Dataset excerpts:
::::::::
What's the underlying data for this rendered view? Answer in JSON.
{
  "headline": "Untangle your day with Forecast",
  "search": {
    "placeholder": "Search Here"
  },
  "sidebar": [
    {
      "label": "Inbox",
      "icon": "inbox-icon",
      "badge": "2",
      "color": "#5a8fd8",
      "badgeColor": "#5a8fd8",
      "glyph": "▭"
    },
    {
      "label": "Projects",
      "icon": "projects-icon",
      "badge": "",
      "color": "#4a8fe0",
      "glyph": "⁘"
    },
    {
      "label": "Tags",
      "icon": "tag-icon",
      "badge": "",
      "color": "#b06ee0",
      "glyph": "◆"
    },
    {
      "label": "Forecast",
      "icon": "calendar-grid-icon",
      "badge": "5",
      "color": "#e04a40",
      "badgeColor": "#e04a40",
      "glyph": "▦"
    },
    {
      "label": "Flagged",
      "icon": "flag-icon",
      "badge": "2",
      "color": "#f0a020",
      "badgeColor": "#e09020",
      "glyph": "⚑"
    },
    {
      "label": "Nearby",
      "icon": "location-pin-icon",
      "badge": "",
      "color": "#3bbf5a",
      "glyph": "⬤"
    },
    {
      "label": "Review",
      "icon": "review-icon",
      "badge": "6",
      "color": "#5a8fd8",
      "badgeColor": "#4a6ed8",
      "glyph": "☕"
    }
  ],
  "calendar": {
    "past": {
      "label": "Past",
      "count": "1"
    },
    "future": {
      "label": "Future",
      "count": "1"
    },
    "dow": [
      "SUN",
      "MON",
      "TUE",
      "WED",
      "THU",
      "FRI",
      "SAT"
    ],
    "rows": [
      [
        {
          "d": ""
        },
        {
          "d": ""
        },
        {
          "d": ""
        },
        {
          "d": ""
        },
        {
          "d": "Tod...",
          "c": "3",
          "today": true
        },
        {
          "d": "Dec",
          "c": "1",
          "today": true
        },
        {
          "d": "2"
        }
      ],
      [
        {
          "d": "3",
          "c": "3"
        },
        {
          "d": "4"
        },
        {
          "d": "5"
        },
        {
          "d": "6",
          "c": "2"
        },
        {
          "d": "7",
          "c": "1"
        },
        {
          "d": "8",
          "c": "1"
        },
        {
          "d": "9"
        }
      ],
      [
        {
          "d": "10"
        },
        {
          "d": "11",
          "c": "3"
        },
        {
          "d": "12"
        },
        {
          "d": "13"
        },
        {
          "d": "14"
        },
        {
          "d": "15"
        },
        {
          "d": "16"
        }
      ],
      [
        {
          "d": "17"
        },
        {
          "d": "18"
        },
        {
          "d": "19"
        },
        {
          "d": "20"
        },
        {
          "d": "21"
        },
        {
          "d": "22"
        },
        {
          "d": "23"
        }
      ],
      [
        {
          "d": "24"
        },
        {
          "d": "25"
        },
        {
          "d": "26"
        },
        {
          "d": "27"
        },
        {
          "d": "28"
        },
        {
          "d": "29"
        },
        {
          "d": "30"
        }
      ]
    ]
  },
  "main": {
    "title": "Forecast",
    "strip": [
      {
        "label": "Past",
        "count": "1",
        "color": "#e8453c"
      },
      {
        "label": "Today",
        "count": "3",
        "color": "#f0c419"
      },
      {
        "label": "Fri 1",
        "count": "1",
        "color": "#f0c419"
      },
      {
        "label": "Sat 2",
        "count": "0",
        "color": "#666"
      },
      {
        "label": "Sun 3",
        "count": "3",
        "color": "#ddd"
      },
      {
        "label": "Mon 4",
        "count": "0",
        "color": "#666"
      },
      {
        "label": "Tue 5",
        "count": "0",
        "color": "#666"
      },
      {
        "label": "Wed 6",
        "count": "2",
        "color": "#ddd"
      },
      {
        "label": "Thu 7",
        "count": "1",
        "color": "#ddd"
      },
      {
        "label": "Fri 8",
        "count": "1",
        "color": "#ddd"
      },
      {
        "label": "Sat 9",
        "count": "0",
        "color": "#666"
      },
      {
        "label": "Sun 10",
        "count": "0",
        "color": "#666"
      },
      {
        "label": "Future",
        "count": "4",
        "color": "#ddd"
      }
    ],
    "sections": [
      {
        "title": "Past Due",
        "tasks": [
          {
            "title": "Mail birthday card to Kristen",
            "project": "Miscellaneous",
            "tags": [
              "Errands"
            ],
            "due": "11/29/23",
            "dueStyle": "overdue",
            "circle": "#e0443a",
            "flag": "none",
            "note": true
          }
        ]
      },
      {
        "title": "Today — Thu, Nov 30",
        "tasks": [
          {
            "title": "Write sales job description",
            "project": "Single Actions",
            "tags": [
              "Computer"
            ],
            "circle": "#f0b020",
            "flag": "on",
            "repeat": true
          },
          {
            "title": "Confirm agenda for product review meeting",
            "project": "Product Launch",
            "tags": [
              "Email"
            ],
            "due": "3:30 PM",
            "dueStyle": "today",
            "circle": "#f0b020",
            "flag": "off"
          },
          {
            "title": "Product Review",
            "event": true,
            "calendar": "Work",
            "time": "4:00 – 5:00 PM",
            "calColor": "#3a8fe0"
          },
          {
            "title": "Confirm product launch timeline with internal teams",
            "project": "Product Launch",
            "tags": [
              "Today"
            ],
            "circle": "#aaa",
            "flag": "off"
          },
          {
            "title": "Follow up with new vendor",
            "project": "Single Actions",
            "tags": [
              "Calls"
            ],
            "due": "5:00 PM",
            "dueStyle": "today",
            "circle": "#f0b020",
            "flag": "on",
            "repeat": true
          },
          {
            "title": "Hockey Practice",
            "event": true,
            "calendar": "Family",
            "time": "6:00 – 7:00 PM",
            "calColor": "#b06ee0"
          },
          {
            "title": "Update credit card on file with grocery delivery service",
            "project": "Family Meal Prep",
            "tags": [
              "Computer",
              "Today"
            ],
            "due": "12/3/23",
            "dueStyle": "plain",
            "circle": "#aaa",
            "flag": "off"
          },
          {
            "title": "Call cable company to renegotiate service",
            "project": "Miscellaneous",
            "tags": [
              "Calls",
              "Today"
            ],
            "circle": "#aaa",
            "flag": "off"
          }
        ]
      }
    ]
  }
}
::::::::
| To do |
Look over the records above and copy each line that includes the string "dueStyle".

| Result |
            "dueStyle": "overdue",
            "dueStyle": "today",
            "dueStyle": "today",
            "dueStyle": "plain",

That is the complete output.